§ **Exercise task**:
Scan the records and identify every line in which the string "name" occurs, then return those lines.

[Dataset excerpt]
● ● ● ● ● ● ●

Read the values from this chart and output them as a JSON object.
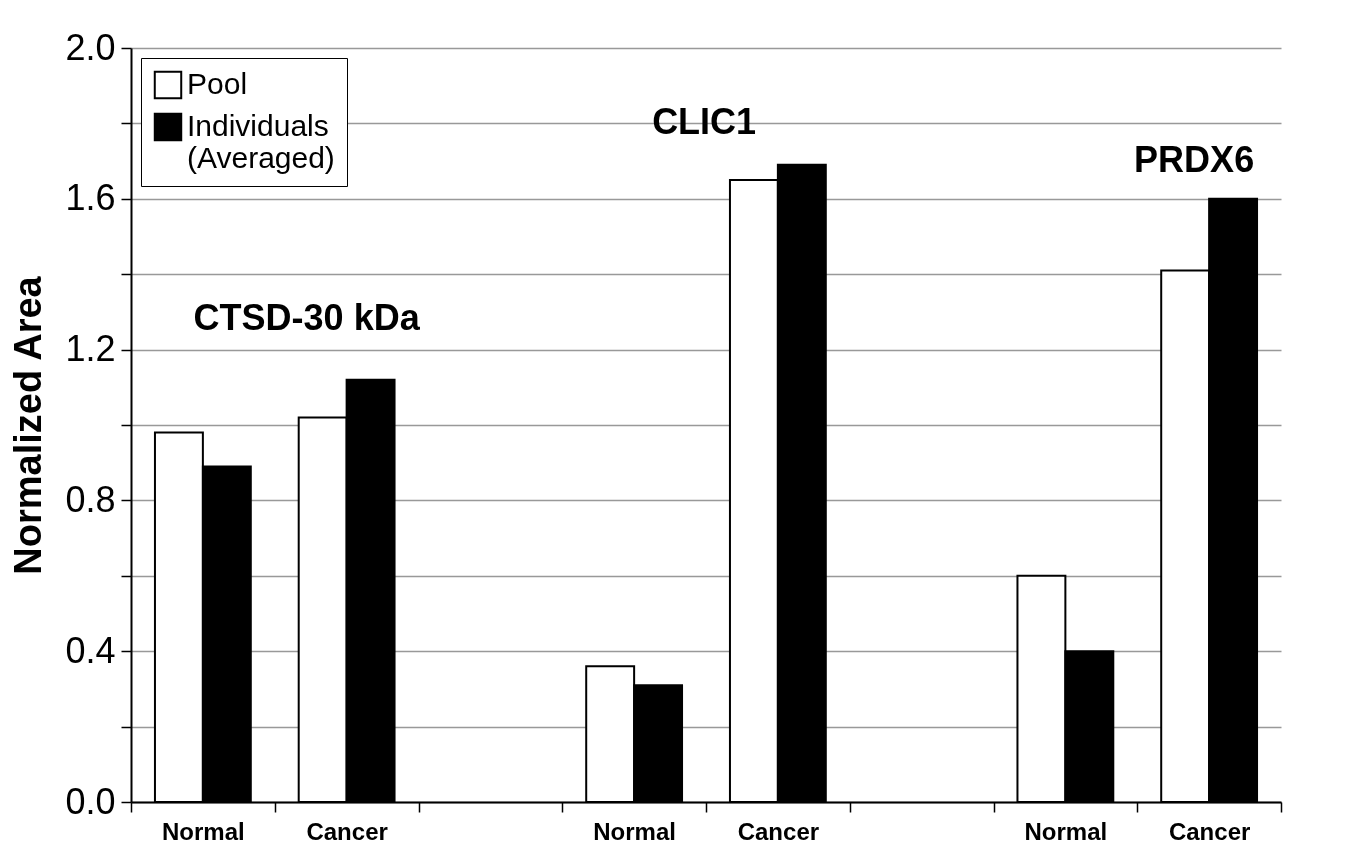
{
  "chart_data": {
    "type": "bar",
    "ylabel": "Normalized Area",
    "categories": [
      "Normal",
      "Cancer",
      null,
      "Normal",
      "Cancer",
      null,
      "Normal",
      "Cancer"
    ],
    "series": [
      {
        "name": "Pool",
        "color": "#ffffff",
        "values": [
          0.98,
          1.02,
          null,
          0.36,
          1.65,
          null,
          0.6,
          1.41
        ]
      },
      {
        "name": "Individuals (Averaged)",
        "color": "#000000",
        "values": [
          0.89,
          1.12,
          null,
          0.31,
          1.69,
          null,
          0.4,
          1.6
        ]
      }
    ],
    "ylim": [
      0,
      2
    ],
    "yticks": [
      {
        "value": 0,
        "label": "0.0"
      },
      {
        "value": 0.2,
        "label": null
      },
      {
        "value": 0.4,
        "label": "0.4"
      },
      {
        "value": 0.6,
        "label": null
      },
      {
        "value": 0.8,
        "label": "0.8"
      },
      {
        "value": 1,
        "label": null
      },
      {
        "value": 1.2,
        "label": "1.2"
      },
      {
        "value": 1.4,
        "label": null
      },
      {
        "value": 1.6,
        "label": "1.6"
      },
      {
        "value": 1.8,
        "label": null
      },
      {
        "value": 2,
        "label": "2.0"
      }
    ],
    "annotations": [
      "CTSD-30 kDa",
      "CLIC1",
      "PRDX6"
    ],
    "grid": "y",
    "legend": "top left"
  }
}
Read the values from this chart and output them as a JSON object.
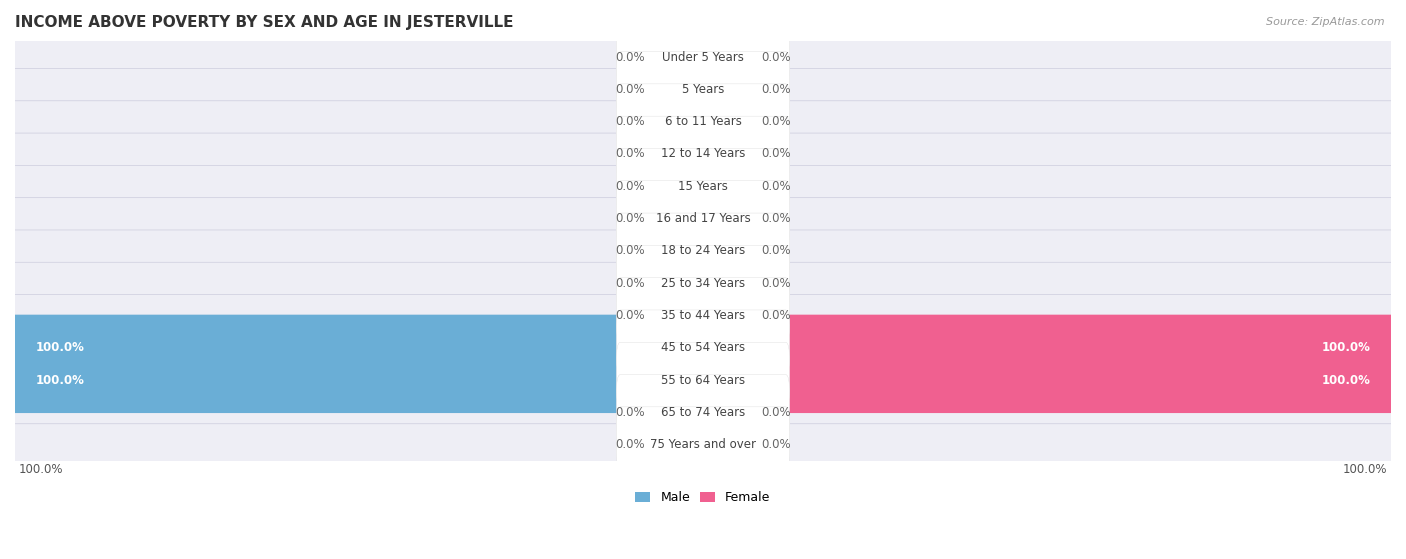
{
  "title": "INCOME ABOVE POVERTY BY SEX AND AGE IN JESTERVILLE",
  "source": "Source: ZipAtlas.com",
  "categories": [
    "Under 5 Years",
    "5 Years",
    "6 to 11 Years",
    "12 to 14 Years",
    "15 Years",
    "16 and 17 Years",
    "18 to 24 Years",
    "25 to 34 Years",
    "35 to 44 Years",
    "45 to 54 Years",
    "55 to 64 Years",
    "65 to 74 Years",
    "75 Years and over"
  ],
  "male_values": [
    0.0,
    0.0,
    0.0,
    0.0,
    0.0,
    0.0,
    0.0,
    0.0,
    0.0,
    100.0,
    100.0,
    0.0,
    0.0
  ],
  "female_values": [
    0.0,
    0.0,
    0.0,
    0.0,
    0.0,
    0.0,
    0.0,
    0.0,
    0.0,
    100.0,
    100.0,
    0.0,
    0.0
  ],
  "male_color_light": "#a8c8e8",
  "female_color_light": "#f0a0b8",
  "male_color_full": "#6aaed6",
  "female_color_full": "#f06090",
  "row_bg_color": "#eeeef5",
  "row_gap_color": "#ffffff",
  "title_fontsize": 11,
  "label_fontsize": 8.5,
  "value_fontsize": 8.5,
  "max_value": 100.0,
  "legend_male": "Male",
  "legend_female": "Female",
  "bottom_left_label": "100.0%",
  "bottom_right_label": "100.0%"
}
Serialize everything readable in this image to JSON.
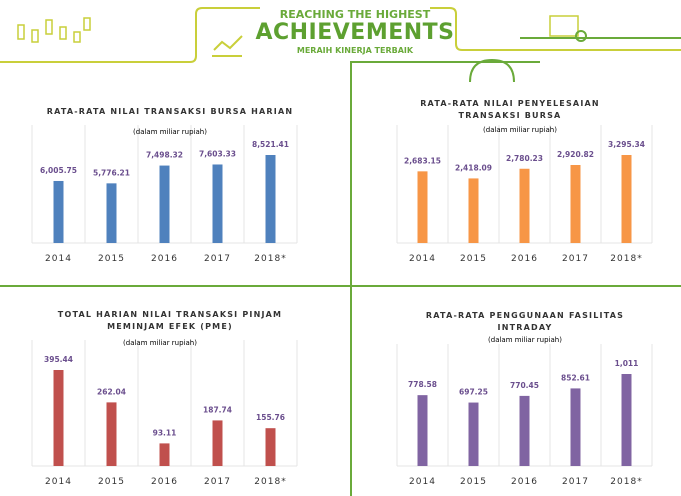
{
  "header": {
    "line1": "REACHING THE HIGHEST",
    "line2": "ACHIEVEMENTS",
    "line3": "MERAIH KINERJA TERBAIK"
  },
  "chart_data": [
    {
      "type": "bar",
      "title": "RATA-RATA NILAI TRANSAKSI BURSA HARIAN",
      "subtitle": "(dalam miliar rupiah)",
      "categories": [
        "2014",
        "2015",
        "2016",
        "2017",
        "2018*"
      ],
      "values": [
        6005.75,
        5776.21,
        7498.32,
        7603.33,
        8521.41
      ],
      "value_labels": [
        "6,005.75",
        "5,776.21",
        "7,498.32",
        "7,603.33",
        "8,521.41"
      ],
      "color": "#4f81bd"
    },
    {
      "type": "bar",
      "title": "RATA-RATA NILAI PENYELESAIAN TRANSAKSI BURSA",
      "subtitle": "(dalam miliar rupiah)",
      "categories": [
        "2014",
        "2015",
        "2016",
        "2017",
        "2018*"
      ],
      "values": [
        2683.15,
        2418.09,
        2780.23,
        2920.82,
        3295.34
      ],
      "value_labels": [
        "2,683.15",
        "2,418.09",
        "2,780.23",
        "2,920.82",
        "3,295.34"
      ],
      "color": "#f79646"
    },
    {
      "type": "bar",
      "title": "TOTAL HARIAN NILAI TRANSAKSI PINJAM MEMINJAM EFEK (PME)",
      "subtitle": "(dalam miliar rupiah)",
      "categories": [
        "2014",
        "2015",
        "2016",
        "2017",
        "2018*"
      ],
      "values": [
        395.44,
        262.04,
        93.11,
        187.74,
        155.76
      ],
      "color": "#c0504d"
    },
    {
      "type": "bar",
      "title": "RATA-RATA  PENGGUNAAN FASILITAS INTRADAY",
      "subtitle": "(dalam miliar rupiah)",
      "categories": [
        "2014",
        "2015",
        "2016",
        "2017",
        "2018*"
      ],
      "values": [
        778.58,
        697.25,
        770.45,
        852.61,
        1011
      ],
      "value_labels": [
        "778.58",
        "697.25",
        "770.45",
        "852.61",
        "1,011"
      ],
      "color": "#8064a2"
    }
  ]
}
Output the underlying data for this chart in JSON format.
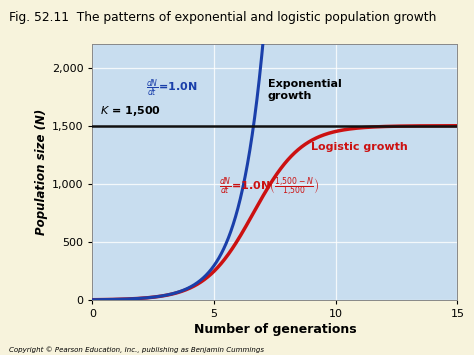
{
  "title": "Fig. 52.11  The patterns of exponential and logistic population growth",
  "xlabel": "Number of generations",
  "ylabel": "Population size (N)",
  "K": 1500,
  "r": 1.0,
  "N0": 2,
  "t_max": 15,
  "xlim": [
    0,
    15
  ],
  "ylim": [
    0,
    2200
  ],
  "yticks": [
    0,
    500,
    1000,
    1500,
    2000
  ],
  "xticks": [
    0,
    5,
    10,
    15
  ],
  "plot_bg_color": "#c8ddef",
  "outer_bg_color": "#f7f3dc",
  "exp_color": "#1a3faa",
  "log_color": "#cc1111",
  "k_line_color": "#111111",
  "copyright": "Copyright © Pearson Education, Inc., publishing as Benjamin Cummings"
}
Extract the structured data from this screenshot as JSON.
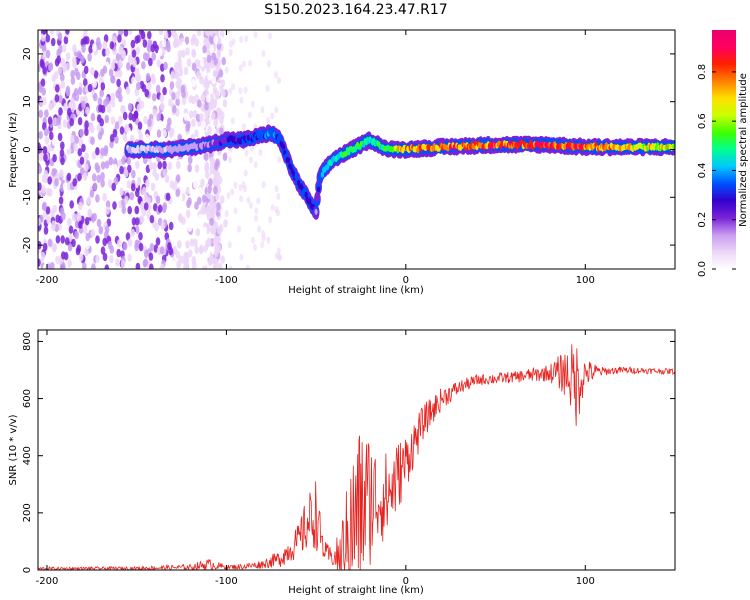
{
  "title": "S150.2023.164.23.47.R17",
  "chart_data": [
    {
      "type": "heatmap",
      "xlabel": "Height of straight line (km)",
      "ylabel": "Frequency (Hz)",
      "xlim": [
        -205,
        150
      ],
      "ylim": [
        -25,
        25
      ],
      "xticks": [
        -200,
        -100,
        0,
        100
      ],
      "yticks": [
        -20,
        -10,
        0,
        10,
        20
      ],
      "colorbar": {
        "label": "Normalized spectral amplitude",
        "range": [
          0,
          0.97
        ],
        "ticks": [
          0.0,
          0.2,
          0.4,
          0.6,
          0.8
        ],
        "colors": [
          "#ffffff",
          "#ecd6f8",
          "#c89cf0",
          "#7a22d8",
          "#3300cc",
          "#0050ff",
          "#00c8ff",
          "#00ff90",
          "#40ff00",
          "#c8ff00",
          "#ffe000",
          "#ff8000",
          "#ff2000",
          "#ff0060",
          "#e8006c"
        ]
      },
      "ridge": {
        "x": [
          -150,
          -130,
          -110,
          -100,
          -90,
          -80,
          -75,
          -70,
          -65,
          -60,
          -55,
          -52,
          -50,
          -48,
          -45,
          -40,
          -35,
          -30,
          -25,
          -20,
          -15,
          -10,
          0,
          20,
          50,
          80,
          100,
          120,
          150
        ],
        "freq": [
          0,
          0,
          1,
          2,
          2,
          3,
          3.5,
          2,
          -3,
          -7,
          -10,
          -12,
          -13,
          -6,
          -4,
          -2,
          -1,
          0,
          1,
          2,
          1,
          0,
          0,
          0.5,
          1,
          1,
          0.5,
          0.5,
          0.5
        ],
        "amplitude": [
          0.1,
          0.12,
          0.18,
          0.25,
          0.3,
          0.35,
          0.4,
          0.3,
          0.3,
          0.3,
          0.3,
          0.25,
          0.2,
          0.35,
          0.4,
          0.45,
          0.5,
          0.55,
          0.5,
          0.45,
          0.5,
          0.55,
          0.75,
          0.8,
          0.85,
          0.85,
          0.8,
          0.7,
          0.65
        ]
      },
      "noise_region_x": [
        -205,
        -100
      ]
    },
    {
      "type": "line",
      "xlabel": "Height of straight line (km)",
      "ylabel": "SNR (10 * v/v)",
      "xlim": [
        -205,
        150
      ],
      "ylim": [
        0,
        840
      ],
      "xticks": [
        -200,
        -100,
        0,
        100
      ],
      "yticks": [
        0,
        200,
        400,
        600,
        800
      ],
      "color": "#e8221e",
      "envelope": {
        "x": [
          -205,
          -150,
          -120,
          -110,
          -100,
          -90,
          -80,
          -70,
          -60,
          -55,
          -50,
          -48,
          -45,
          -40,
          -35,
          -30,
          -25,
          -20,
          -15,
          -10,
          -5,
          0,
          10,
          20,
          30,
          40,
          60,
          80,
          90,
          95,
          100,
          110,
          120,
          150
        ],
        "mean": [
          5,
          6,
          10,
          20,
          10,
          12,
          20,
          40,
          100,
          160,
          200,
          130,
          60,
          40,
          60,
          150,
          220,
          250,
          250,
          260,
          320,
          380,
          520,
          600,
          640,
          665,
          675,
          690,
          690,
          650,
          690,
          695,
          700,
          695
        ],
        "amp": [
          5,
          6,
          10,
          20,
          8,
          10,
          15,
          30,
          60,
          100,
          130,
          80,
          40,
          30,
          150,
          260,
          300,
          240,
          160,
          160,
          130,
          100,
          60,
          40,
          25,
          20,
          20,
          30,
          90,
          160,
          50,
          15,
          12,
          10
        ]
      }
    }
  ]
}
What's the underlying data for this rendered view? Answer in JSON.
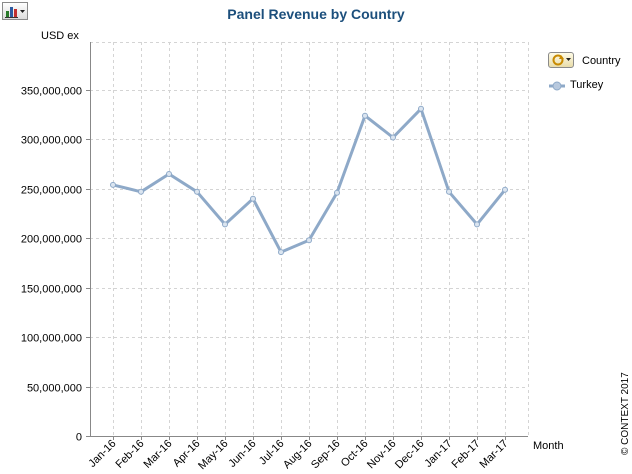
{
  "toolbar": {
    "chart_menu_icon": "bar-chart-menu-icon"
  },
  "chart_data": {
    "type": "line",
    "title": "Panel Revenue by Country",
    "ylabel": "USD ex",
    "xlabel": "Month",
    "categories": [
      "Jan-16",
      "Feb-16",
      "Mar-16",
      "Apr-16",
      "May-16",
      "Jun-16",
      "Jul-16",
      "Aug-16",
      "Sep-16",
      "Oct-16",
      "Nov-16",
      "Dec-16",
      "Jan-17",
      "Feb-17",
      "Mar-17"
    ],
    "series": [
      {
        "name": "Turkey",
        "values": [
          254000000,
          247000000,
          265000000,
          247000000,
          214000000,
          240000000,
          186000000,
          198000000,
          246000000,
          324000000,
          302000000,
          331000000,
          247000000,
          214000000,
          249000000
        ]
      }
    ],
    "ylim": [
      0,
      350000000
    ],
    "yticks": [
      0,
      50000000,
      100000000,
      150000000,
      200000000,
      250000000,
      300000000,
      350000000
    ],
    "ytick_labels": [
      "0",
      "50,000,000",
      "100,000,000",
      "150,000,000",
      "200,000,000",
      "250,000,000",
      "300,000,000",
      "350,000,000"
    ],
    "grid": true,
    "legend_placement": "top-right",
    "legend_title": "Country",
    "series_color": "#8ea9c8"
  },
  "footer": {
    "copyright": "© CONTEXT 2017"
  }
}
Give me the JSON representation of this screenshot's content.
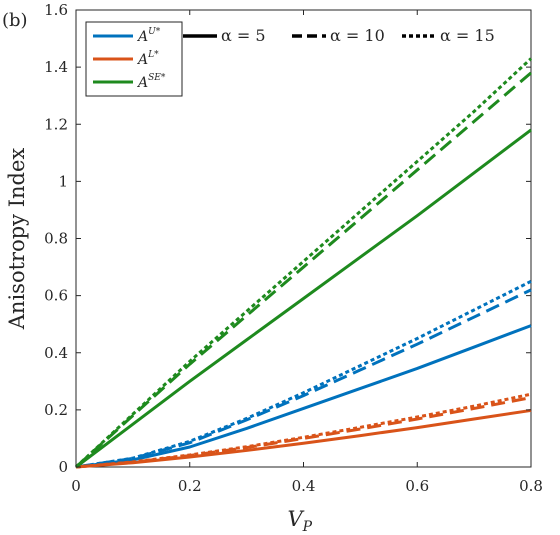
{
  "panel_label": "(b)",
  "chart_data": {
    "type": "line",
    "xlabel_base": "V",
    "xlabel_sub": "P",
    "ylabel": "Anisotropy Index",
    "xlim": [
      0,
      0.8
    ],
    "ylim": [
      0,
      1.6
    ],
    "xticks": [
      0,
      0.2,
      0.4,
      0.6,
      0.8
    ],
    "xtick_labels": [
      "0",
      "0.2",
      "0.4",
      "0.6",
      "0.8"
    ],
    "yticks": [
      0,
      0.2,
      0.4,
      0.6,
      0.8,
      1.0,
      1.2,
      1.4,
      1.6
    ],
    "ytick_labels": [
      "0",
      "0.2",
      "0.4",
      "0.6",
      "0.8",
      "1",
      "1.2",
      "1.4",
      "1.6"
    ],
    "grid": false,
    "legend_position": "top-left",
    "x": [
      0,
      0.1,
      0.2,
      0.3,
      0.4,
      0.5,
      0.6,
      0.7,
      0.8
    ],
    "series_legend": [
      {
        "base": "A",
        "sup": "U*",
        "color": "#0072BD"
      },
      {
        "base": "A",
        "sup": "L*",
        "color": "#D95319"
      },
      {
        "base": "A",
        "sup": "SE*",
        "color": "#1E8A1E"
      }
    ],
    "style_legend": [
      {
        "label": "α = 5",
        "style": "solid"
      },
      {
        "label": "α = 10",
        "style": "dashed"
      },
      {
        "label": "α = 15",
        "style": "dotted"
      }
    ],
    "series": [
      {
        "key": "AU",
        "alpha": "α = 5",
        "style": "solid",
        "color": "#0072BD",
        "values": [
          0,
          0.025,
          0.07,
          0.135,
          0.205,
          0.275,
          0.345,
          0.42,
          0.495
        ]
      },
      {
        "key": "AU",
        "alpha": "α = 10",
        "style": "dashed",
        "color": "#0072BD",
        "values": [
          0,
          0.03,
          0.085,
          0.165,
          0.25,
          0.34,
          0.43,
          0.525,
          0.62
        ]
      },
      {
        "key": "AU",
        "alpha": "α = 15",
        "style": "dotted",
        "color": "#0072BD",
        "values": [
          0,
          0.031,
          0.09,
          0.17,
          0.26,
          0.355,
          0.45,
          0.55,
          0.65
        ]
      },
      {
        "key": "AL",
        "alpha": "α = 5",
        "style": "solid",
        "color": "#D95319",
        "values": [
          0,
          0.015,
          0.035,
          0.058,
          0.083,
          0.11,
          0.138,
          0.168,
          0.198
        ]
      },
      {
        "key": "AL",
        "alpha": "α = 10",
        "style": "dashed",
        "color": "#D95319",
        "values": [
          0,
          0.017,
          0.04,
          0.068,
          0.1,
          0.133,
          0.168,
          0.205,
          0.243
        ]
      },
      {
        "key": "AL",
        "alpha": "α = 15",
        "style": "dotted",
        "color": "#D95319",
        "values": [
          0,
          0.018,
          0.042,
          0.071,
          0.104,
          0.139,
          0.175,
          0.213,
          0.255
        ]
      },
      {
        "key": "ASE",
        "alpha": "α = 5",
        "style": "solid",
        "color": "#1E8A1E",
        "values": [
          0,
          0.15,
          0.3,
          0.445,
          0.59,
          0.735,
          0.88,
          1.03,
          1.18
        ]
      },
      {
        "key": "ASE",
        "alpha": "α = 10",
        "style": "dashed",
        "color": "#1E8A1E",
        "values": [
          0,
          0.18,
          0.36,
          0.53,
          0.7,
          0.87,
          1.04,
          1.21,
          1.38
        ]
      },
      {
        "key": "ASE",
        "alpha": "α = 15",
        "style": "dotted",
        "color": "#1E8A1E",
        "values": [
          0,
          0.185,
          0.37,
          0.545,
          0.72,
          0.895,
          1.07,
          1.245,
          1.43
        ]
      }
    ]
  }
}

● ● ● ● ● ● ●

§ **Task result**:
        "name": "Pool",
        "name": "Individuals (Averaged)",
        "name": "Turkey",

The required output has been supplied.